(Dataset items)
[Start]
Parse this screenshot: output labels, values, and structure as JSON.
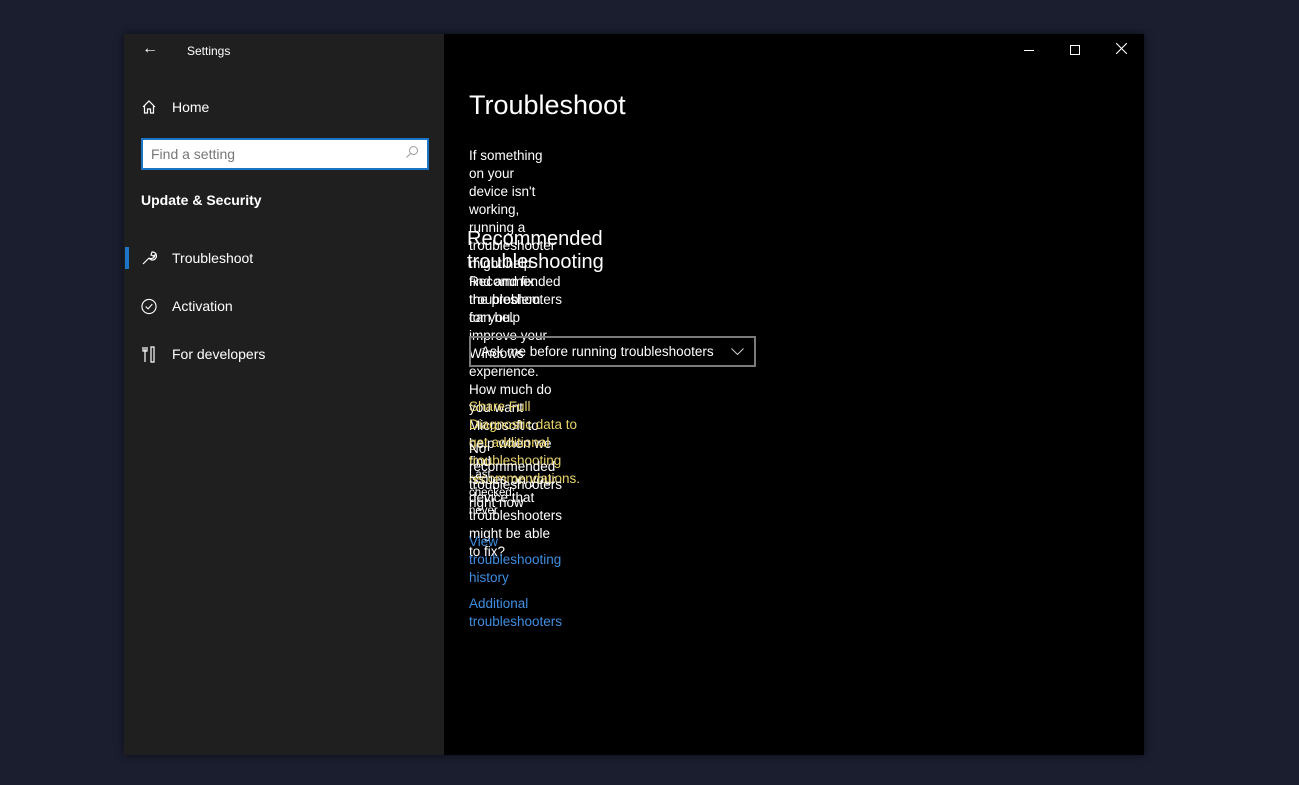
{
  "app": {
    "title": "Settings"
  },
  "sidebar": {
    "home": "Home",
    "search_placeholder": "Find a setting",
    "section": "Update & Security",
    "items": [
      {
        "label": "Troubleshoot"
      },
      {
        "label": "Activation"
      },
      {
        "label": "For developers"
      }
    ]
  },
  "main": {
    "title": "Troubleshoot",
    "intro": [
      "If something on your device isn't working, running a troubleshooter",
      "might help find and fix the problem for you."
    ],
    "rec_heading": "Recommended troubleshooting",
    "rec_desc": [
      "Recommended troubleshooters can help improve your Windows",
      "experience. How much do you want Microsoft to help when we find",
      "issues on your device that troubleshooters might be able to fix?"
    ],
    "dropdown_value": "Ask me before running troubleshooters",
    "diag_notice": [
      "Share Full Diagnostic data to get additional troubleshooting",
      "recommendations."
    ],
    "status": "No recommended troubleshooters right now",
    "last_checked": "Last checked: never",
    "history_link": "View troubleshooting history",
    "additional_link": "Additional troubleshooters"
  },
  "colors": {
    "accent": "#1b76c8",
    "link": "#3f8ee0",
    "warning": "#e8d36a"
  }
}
[End]
[Start]
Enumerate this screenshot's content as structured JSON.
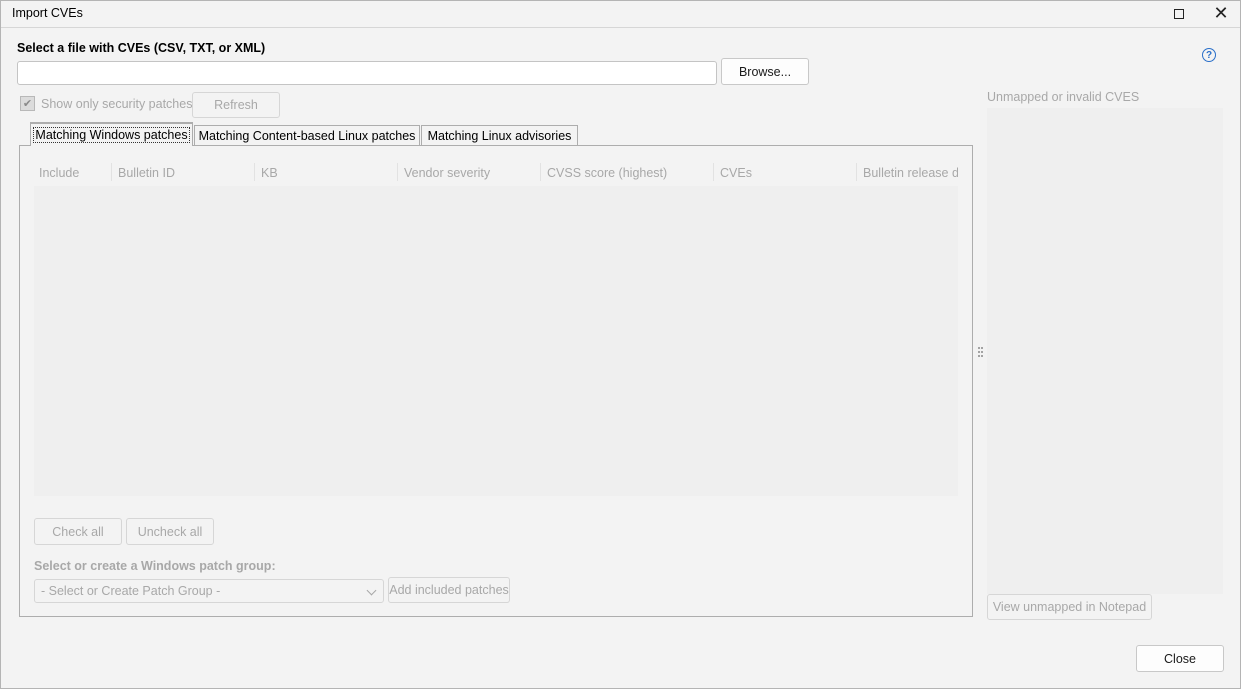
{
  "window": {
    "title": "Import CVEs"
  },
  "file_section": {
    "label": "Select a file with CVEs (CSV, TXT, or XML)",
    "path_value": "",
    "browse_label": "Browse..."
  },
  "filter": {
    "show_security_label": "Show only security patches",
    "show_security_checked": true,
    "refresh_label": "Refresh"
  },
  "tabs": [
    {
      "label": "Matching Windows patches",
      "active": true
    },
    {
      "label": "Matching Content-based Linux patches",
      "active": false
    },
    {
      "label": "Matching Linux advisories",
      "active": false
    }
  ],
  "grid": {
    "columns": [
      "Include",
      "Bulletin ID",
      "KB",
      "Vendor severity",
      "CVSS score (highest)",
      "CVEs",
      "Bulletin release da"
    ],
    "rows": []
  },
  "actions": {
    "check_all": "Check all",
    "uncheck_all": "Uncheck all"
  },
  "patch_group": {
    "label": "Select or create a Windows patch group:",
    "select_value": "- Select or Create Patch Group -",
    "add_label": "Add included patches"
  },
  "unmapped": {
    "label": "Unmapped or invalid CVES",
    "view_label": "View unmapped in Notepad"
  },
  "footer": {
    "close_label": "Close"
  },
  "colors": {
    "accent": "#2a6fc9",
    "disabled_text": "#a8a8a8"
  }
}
[End]
[Start]
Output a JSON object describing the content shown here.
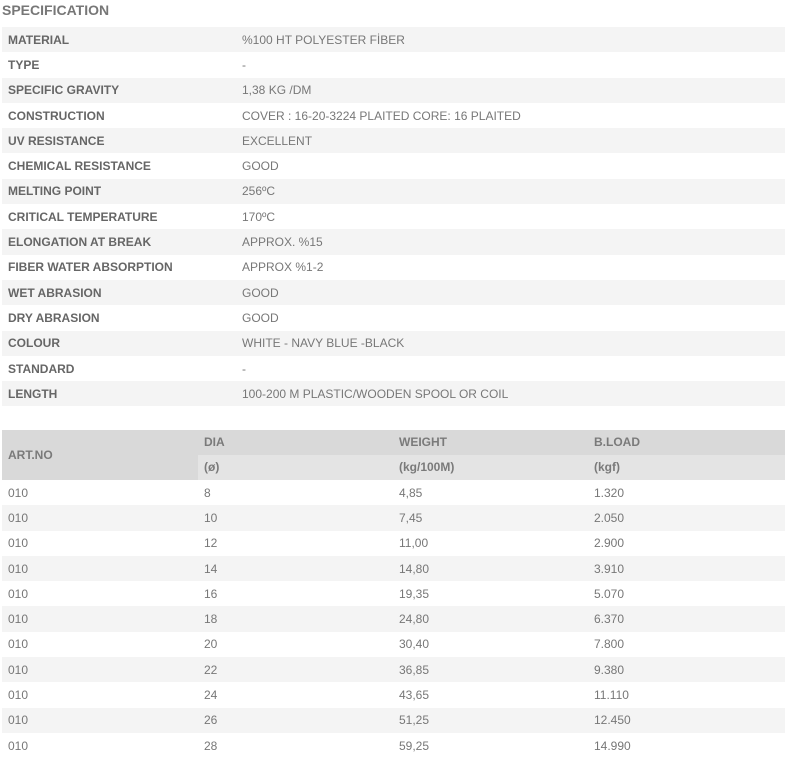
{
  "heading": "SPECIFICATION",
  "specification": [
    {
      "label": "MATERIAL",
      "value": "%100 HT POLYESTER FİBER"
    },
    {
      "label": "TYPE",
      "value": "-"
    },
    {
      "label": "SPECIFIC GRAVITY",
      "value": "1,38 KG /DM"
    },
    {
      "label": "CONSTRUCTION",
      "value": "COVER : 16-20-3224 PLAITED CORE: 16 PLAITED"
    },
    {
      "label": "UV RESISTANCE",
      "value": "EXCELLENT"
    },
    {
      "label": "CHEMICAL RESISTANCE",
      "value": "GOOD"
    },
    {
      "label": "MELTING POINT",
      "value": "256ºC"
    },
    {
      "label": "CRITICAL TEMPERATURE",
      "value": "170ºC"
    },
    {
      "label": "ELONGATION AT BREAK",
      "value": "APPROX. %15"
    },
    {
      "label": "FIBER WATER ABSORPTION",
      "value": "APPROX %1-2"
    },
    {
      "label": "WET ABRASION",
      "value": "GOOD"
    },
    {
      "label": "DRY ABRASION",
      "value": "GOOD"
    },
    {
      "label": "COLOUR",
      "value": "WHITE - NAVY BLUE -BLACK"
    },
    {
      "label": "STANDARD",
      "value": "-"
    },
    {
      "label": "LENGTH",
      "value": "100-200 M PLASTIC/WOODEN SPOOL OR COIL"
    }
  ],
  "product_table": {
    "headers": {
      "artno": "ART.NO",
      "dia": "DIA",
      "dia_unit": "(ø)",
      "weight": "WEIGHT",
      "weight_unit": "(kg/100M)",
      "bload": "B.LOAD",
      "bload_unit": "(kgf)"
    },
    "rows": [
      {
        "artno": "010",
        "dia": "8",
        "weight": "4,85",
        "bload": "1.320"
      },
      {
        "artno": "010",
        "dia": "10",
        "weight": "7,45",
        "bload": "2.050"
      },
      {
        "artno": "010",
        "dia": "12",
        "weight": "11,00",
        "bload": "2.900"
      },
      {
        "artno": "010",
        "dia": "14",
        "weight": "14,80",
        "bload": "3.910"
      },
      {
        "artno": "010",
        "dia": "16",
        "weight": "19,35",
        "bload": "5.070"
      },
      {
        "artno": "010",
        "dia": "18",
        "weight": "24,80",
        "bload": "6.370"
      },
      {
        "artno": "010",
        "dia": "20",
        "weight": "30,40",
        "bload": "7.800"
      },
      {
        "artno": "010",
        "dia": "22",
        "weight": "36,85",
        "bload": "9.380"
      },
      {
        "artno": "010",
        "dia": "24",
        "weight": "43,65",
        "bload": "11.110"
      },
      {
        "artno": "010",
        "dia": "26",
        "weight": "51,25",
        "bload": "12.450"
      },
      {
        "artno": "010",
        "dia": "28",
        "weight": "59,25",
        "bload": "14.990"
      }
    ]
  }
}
[End]
**SET EXERCISE**. Show all lines from the data above in which the word "your" appears.

**RESULT FOR THIS TASK**.
      "If something on your device isn't working, running a troubleshooter",
      "Recommended troubleshooters can help improve your Windows",
      "issues on your device that troubleshooters might be able to fix?"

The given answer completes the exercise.